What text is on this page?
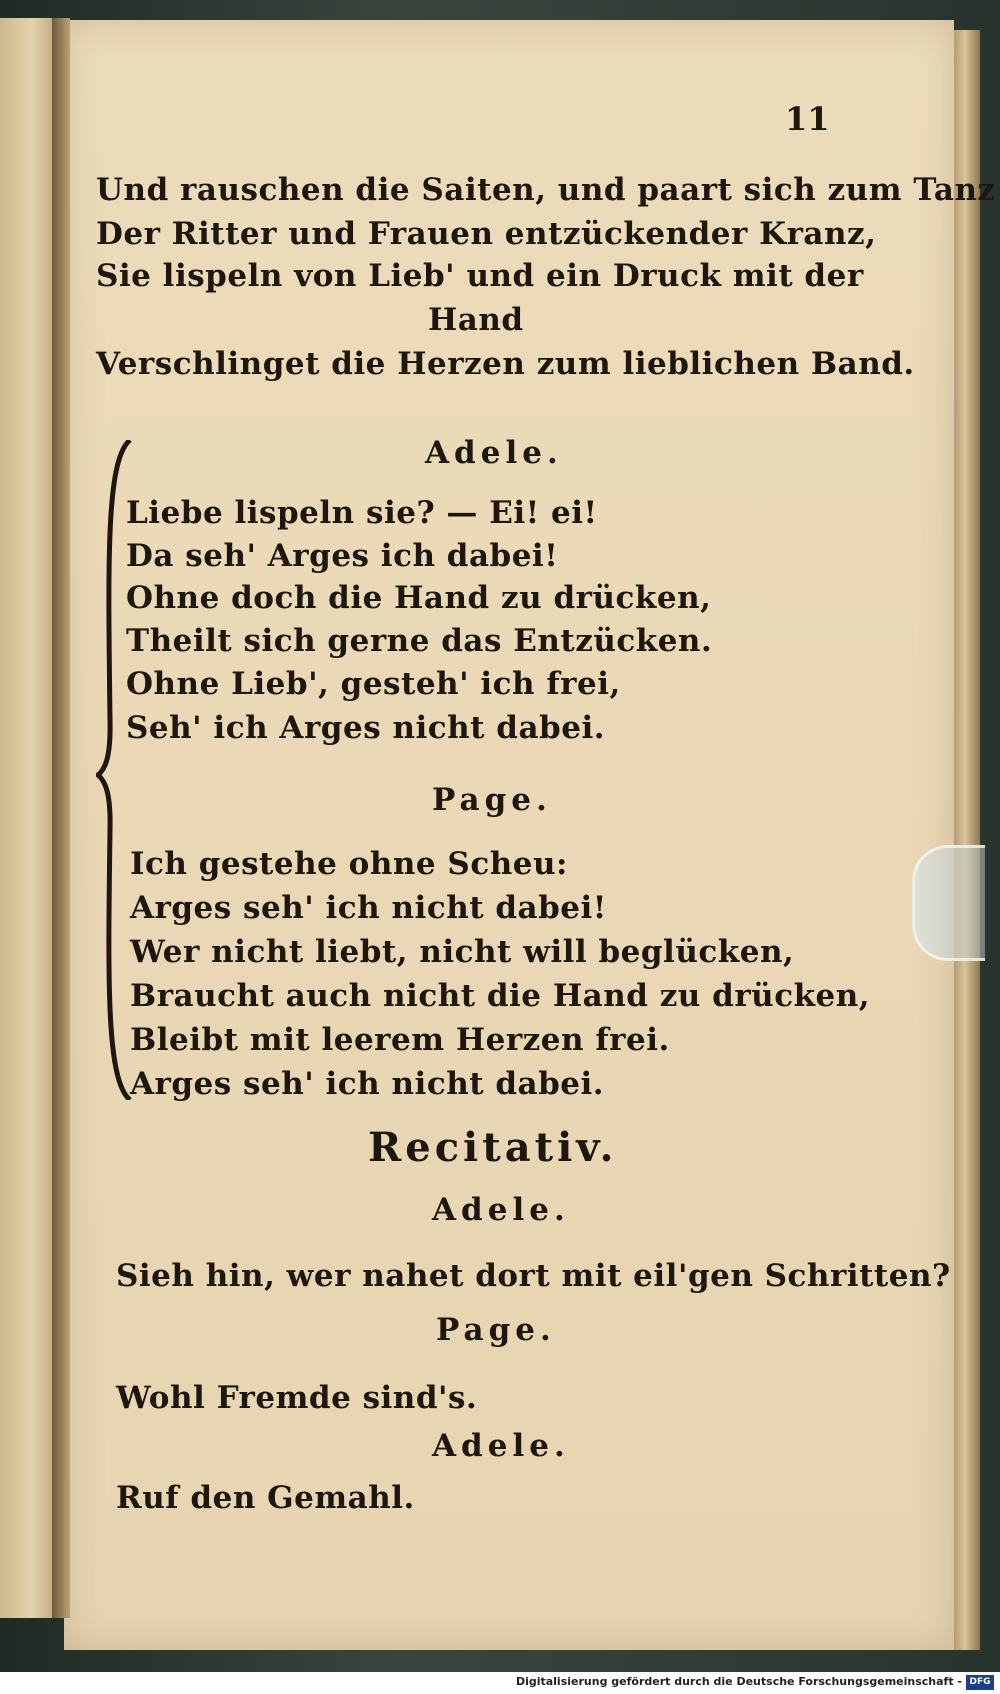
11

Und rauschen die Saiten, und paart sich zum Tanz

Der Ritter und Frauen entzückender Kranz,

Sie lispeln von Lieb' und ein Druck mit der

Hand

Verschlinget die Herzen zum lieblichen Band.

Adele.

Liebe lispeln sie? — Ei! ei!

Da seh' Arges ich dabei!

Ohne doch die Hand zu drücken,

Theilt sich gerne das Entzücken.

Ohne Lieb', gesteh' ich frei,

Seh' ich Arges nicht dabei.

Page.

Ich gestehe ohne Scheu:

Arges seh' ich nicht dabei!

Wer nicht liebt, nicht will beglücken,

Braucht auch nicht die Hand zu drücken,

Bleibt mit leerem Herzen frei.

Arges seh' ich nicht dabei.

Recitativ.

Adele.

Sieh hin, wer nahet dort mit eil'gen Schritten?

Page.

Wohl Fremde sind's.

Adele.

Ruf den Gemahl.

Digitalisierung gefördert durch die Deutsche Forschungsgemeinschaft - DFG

--- --- ---

» **AIM OF THE EXERCISE**: Transcribe every entry above exactly. Omit all pictures.

» **RESULT OF THE TASK**:
What text is on this page?
11

Und rauschen die Saiten, und paart sich zum Tanz

Der Ritter und Frauen entzückender Kranz,

Sie lispeln von Lieb' und ein Druck mit der

Hand

Verschlinget die Herzen zum lieblichen Band.

Adele.

Liebe lispeln sie? — Ei! ei!

Da seh' Arges ich dabei!

Ohne doch die Hand zu drücken,

Theilt sich gerne das Entzücken.

Ohne Lieb', gesteh' ich frei,

Seh' ich Arges nicht dabei.

Page.

Ich gestehe ohne Scheu:

Arges seh' ich nicht dabei!

Wer nicht liebt, nicht will beglücken,

Braucht auch nicht die Hand zu drücken,

Bleibt mit leerem Herzen frei.

Arges seh' ich nicht dabei.

Recitativ.

Adele.

Sieh hin, wer nahet dort mit eil'gen Schritten?

Page.

Wohl Fremde sind's.

Adele.

Ruf den Gemahl.

Digitalisierung gefördert durch die Deutsche Forschungsgemeinschaft - DFG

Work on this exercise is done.